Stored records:

☆ ☆ ☆ ☆ ☆

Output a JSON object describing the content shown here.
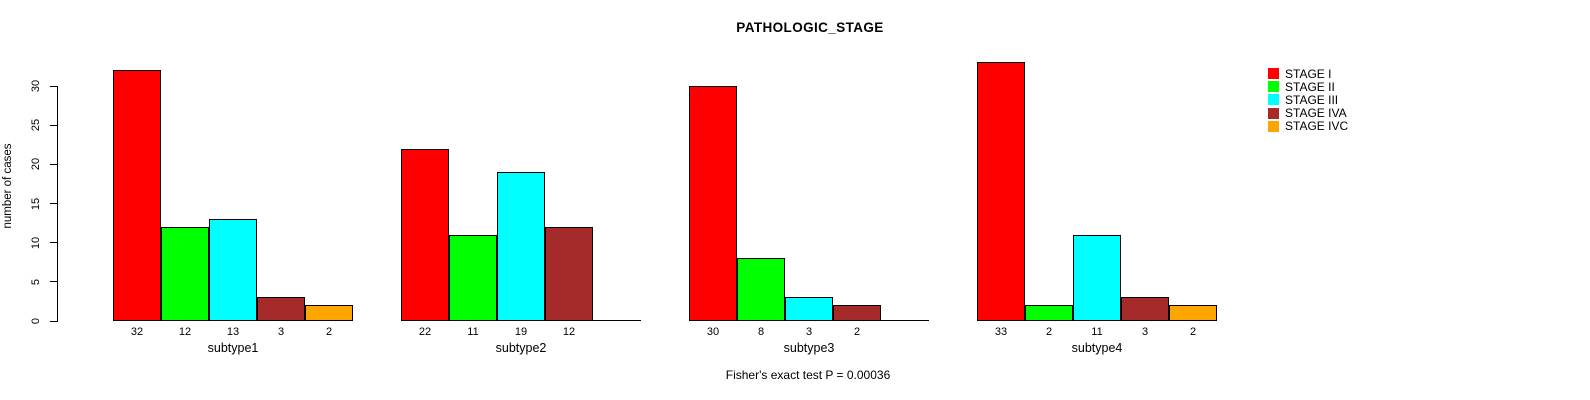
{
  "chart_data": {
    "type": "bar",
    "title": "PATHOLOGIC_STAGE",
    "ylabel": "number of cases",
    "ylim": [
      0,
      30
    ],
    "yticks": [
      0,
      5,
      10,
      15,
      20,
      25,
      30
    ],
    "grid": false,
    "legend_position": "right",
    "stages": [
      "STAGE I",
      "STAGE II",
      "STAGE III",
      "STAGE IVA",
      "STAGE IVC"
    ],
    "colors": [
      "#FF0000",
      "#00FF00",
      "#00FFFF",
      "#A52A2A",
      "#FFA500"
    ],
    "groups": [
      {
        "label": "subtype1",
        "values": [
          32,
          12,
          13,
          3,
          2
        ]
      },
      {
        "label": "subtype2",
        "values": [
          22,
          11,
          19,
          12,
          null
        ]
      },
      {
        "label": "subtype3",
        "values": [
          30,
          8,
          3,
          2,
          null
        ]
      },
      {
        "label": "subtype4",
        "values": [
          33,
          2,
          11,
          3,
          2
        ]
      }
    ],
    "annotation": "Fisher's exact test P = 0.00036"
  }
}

☆ ☆ ☆ ☆ ☆

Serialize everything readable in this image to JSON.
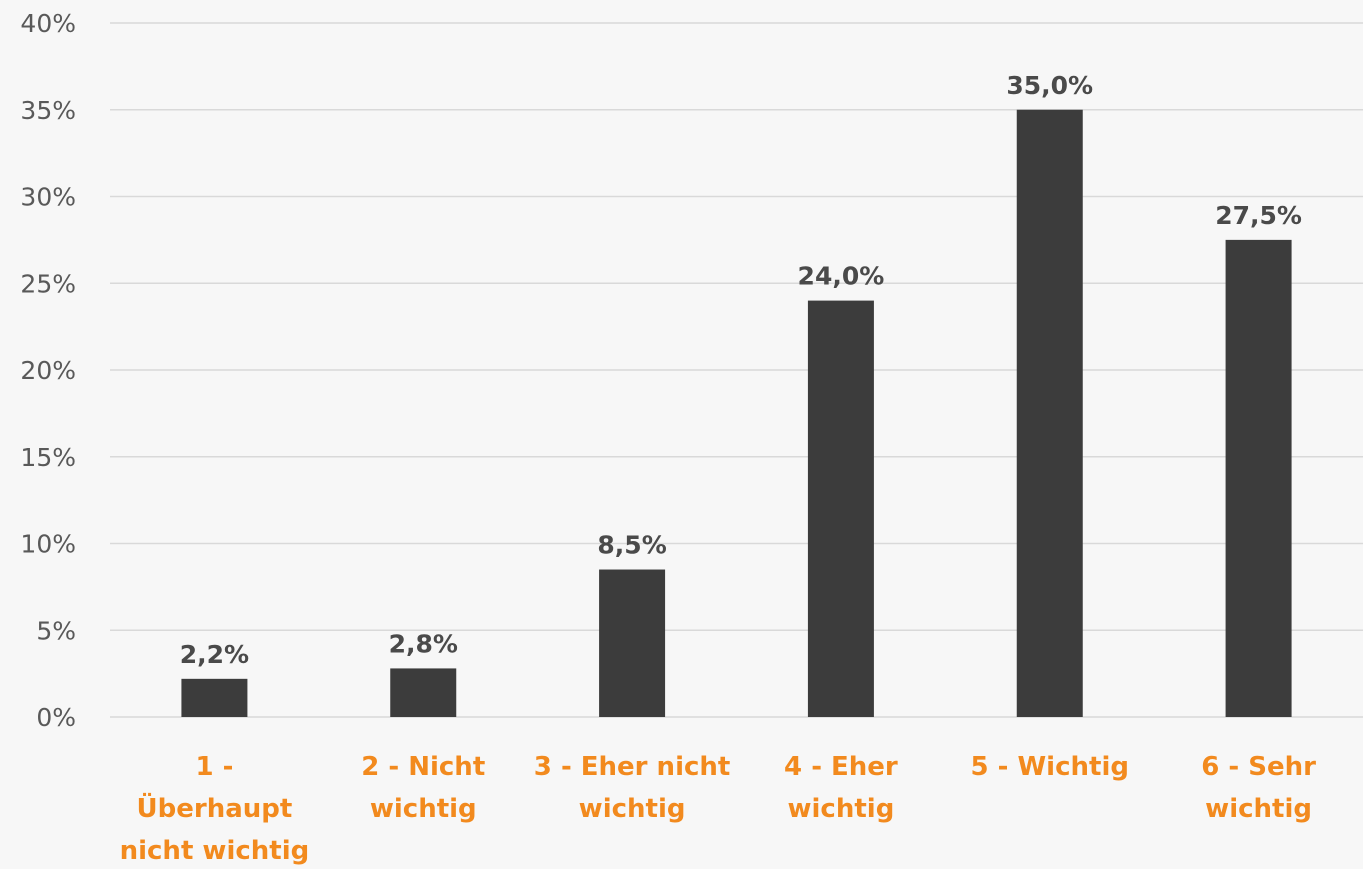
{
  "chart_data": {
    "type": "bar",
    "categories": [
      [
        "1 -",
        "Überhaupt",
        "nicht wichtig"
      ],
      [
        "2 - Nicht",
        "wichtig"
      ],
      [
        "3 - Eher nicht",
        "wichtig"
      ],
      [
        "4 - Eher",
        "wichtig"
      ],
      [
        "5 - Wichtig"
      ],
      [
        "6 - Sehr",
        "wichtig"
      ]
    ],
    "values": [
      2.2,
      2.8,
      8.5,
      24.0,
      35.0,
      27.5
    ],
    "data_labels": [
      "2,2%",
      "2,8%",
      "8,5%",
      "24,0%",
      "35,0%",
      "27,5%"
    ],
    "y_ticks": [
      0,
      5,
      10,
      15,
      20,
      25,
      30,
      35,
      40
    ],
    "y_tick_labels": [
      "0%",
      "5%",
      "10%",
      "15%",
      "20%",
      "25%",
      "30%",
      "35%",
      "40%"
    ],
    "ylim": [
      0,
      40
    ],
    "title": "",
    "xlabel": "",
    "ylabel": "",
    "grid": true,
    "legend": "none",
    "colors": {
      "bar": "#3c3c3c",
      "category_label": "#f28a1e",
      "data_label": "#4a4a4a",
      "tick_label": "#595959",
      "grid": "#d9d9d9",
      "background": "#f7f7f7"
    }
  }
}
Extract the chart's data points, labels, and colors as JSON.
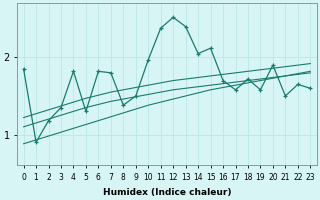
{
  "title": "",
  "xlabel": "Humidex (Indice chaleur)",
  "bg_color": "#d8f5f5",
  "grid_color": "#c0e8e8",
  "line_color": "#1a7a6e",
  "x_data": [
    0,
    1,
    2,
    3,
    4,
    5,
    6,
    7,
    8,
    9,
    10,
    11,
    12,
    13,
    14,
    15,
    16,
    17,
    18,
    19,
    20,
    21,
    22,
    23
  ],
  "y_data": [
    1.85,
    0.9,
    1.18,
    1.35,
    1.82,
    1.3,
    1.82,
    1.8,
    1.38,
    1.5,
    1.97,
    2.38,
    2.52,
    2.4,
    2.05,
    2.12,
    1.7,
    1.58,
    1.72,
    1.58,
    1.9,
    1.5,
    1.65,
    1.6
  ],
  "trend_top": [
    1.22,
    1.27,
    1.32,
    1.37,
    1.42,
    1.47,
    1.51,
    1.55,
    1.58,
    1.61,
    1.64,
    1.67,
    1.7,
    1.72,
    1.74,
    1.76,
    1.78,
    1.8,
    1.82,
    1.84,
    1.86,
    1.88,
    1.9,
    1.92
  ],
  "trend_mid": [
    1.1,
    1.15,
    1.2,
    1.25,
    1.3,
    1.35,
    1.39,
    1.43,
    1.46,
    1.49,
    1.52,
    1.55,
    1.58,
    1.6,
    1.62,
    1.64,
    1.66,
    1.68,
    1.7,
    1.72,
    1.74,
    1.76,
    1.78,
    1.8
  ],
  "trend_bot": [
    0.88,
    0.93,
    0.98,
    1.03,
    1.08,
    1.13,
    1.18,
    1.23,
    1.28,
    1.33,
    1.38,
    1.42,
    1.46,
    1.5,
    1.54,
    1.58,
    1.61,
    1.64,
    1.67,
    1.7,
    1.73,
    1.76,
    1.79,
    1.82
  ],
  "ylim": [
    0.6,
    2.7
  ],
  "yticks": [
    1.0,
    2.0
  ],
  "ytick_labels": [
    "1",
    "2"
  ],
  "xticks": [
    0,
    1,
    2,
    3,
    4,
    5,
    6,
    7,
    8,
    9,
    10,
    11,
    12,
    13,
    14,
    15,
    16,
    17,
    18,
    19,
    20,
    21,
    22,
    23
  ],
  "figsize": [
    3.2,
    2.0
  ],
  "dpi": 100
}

☆ ☆ ☆ ☆ ☆

- Given task:
List all lines in the material containing the string "title".

- Written response:
    "title": "PATHOLOGIC_STAGE",
    "title": "",
  "title": "",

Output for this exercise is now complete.